* [EXERCISE DIRECTIONS]:
Write out every record in full, exactly as written, please.

____

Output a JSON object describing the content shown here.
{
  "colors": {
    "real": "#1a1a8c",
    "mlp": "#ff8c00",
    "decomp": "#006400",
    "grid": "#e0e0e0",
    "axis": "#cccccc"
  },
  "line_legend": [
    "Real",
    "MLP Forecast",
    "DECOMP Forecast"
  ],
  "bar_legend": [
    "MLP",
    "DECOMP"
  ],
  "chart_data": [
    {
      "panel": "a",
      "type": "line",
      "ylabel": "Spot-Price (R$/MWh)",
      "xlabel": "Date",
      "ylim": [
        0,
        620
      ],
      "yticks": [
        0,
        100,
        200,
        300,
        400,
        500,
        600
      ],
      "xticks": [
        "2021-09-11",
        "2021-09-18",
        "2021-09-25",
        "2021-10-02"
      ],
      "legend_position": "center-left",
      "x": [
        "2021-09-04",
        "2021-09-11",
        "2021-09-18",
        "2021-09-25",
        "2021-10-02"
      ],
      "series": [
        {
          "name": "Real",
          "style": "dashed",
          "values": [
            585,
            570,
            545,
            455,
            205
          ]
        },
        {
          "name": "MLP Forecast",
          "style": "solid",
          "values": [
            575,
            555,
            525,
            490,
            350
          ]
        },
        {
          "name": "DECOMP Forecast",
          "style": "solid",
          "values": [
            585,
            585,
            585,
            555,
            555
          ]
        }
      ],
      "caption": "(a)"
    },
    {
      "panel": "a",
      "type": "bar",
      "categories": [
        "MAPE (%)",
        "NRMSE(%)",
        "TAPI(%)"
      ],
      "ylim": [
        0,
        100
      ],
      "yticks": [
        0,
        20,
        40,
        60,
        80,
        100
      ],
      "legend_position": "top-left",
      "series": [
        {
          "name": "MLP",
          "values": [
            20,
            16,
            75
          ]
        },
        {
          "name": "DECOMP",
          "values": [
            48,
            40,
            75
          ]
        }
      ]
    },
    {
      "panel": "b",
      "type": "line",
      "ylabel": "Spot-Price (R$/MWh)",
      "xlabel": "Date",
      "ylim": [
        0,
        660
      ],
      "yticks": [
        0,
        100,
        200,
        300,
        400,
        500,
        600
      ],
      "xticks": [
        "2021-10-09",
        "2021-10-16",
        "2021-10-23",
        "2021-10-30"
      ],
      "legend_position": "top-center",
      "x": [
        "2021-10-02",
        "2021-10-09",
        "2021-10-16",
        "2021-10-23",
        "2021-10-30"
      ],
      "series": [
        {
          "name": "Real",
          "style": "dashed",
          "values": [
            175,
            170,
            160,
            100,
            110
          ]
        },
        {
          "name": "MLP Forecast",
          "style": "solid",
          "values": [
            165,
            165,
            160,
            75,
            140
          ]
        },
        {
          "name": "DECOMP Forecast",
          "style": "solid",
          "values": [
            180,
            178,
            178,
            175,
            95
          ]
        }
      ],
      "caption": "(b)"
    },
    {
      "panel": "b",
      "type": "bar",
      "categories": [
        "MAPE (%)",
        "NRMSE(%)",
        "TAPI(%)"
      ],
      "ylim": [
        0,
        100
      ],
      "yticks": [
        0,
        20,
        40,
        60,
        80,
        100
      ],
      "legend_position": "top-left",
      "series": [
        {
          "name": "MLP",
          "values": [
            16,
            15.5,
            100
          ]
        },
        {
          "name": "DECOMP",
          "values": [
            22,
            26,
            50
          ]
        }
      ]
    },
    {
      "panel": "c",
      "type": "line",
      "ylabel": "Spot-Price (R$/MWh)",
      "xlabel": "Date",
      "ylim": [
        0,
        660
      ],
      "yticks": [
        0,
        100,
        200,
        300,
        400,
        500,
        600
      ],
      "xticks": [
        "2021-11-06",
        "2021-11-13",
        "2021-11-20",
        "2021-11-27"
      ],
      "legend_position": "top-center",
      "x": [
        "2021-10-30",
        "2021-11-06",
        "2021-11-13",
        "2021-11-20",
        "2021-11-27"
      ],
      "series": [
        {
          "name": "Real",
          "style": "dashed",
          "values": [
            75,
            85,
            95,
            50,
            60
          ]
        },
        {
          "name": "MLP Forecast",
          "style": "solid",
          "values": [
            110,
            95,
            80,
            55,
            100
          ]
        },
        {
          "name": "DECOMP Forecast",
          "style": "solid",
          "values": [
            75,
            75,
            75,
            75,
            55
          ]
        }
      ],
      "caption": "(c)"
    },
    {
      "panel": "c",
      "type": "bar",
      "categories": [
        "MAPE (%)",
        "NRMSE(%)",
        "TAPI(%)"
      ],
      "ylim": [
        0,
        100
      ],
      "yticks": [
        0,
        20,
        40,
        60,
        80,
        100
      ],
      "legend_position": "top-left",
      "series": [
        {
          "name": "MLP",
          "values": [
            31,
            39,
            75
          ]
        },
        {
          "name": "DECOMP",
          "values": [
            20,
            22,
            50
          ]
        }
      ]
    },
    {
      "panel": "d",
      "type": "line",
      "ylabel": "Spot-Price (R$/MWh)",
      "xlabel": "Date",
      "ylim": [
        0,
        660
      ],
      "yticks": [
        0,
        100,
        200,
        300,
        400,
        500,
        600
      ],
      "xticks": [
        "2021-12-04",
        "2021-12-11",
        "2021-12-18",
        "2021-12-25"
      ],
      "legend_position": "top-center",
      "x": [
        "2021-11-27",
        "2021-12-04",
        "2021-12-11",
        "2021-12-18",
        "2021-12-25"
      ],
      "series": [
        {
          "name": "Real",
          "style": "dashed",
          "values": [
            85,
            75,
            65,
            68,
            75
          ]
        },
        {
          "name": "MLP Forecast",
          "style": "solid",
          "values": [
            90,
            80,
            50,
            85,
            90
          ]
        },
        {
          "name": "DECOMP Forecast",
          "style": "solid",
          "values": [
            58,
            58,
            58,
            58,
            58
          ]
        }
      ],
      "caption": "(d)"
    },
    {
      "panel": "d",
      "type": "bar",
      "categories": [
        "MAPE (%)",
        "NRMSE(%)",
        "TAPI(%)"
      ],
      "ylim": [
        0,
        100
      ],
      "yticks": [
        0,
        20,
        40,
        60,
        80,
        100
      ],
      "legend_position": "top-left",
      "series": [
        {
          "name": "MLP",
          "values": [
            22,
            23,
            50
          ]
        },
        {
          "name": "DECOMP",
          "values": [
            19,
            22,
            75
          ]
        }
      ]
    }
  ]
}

____

* [REPLY]:
Output a JSON object describing the content shown here.
{
  "colors": {
    "real": "#1a1a8c",
    "mlp": "#ff8c00",
    "decomp": "#006400",
    "grid": "#e0e0e0",
    "axis": "#cccccc"
  },
  "line_legend": [
    "Real",
    "MLP Forecast",
    "DECOMP Forecast"
  ],
  "bar_legend": [
    "MLP",
    "DECOMP"
  ],
  "chart_data": [
    {
      "panel": "a",
      "type": "line",
      "ylabel": "Spot-Price (R$/MWh)",
      "xlabel": "Date",
      "ylim": [
        0,
        620
      ],
      "yticks": [
        0,
        100,
        200,
        300,
        400,
        500,
        600
      ],
      "xticks": [
        "2021-09-11",
        "2021-09-18",
        "2021-09-25",
        "2021-10-02"
      ],
      "legend_position": "center-left",
      "x": [
        "2021-09-04",
        "2021-09-11",
        "2021-09-18",
        "2021-09-25",
        "2021-10-02"
      ],
      "series": [
        {
          "name": "Real",
          "style": "dashed",
          "values": [
            585,
            570,
            545,
            455,
            205
          ]
        },
        {
          "name": "MLP Forecast",
          "style": "solid",
          "values": [
            575,
            555,
            525,
            490,
            350
          ]
        },
        {
          "name": "DECOMP Forecast",
          "style": "solid",
          "values": [
            585,
            585,
            585,
            555,
            555
          ]
        }
      ],
      "caption": "(a)"
    },
    {
      "panel": "a",
      "type": "bar",
      "categories": [
        "MAPE (%)",
        "NRMSE(%)",
        "TAPI(%)"
      ],
      "ylim": [
        0,
        100
      ],
      "yticks": [
        0,
        20,
        40,
        60,
        80,
        100
      ],
      "legend_position": "top-left",
      "series": [
        {
          "name": "MLP",
          "values": [
            20,
            16,
            75
          ]
        },
        {
          "name": "DECOMP",
          "values": [
            48,
            40,
            75
          ]
        }
      ]
    },
    {
      "panel": "b",
      "type": "line",
      "ylabel": "Spot-Price (R$/MWh)",
      "xlabel": "Date",
      "ylim": [
        0,
        660
      ],
      "yticks": [
        0,
        100,
        200,
        300,
        400,
        500,
        600
      ],
      "xticks": [
        "2021-10-09",
        "2021-10-16",
        "2021-10-23",
        "2021-10-30"
      ],
      "legend_position": "top-center",
      "x": [
        "2021-10-02",
        "2021-10-09",
        "2021-10-16",
        "2021-10-23",
        "2021-10-30"
      ],
      "series": [
        {
          "name": "Real",
          "style": "dashed",
          "values": [
            175,
            170,
            160,
            100,
            110
          ]
        },
        {
          "name": "MLP Forecast",
          "style": "solid",
          "values": [
            165,
            165,
            160,
            75,
            140
          ]
        },
        {
          "name": "DECOMP Forecast",
          "style": "solid",
          "values": [
            180,
            178,
            178,
            175,
            95
          ]
        }
      ],
      "caption": "(b)"
    },
    {
      "panel": "b",
      "type": "bar",
      "categories": [
        "MAPE (%)",
        "NRMSE(%)",
        "TAPI(%)"
      ],
      "ylim": [
        0,
        100
      ],
      "yticks": [
        0,
        20,
        40,
        60,
        80,
        100
      ],
      "legend_position": "top-left",
      "series": [
        {
          "name": "MLP",
          "values": [
            16,
            15.5,
            100
          ]
        },
        {
          "name": "DECOMP",
          "values": [
            22,
            26,
            50
          ]
        }
      ]
    },
    {
      "panel": "c",
      "type": "line",
      "ylabel": "Spot-Price (R$/MWh)",
      "xlabel": "Date",
      "ylim": [
        0,
        660
      ],
      "yticks": [
        0,
        100,
        200,
        300,
        400,
        500,
        600
      ],
      "xticks": [
        "2021-11-06",
        "2021-11-13",
        "2021-11-20",
        "2021-11-27"
      ],
      "legend_position": "top-center",
      "x": [
        "2021-10-30",
        "2021-11-06",
        "2021-11-13",
        "2021-11-20",
        "2021-11-27"
      ],
      "series": [
        {
          "name": "Real",
          "style": "dashed",
          "values": [
            75,
            85,
            95,
            50,
            60
          ]
        },
        {
          "name": "MLP Forecast",
          "style": "solid",
          "values": [
            110,
            95,
            80,
            55,
            100
          ]
        },
        {
          "name": "DECOMP Forecast",
          "style": "solid",
          "values": [
            75,
            75,
            75,
            75,
            55
          ]
        }
      ],
      "caption": "(c)"
    },
    {
      "panel": "c",
      "type": "bar",
      "categories": [
        "MAPE (%)",
        "NRMSE(%)",
        "TAPI(%)"
      ],
      "ylim": [
        0,
        100
      ],
      "yticks": [
        0,
        20,
        40,
        60,
        80,
        100
      ],
      "legend_position": "top-left",
      "series": [
        {
          "name": "MLP",
          "values": [
            31,
            39,
            75
          ]
        },
        {
          "name": "DECOMP",
          "values": [
            20,
            22,
            50
          ]
        }
      ]
    },
    {
      "panel": "d",
      "type": "line",
      "ylabel": "Spot-Price (R$/MWh)",
      "xlabel": "Date",
      "ylim": [
        0,
        660
      ],
      "yticks": [
        0,
        100,
        200,
        300,
        400,
        500,
        600
      ],
      "xticks": [
        "2021-12-04",
        "2021-12-11",
        "2021-12-18",
        "2021-12-25"
      ],
      "legend_position": "top-center",
      "x": [
        "2021-11-27",
        "2021-12-04",
        "2021-12-11",
        "2021-12-18",
        "2021-12-25"
      ],
      "series": [
        {
          "name": "Real",
          "style": "dashed",
          "values": [
            85,
            75,
            65,
            68,
            75
          ]
        },
        {
          "name": "MLP Forecast",
          "style": "solid",
          "values": [
            90,
            80,
            50,
            85,
            90
          ]
        },
        {
          "name": "DECOMP Forecast",
          "style": "solid",
          "values": [
            58,
            58,
            58,
            58,
            58
          ]
        }
      ],
      "caption": "(d)"
    },
    {
      "panel": "d",
      "type": "bar",
      "categories": [
        "MAPE (%)",
        "NRMSE(%)",
        "TAPI(%)"
      ],
      "ylim": [
        0,
        100
      ],
      "yticks": [
        0,
        20,
        40,
        60,
        80,
        100
      ],
      "legend_position": "top-left",
      "series": [
        {
          "name": "MLP",
          "values": [
            22,
            23,
            50
          ]
        },
        {
          "name": "DECOMP",
          "values": [
            19,
            22,
            75
          ]
        }
      ]
    }
  ]
}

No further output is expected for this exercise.